### PROBLEM STATEMENT
Return the lines below that carry the word "chair".

### INFORMATION GIVEN
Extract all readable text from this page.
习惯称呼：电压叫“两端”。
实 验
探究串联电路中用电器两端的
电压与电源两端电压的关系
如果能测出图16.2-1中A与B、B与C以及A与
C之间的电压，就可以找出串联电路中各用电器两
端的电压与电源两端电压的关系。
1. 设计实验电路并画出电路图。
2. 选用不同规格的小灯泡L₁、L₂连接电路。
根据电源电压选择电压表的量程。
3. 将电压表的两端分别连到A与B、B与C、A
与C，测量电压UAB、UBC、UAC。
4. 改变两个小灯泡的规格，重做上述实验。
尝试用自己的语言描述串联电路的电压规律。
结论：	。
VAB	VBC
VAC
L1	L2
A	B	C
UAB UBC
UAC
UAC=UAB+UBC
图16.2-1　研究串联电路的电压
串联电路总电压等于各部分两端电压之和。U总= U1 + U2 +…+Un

--

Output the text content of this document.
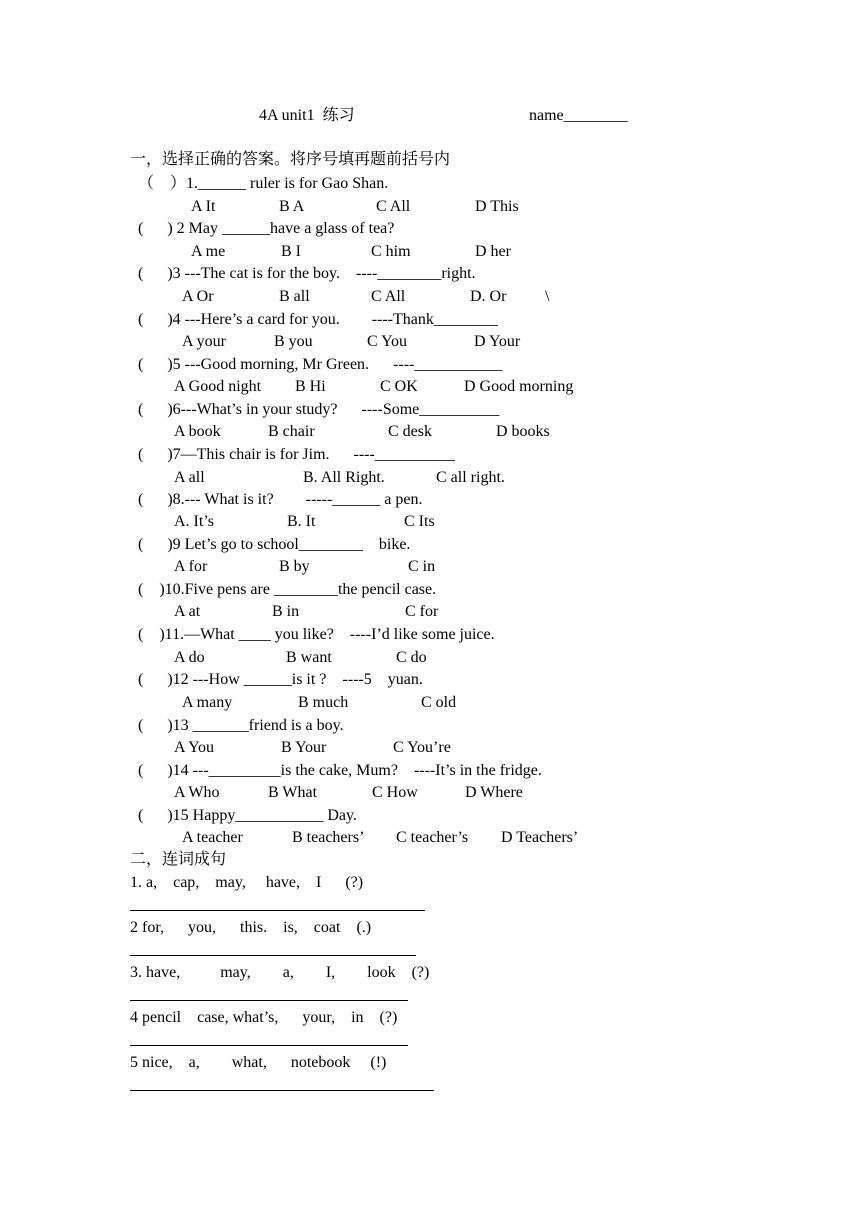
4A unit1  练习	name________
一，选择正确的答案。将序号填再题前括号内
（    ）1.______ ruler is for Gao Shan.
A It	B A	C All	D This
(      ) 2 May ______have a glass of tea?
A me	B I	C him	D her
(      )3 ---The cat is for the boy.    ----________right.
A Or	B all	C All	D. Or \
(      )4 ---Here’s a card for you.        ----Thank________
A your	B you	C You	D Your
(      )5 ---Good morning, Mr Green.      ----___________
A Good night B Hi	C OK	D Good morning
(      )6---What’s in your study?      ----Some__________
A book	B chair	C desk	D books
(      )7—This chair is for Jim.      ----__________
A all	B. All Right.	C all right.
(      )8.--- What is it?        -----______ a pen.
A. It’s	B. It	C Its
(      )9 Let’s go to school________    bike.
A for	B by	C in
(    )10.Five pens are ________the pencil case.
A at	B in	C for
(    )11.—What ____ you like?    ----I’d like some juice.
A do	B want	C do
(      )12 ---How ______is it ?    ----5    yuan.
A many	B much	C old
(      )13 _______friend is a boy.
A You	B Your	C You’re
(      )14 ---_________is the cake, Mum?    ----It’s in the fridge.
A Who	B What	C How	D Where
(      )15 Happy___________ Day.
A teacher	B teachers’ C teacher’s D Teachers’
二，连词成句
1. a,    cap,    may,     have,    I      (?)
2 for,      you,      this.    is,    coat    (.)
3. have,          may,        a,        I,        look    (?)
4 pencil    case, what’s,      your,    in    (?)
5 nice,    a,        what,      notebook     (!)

### ANSWER TO THIS PROBLEM
A book	B chair	C desk	D books
(      )7—This chair is for Jim.      ----__________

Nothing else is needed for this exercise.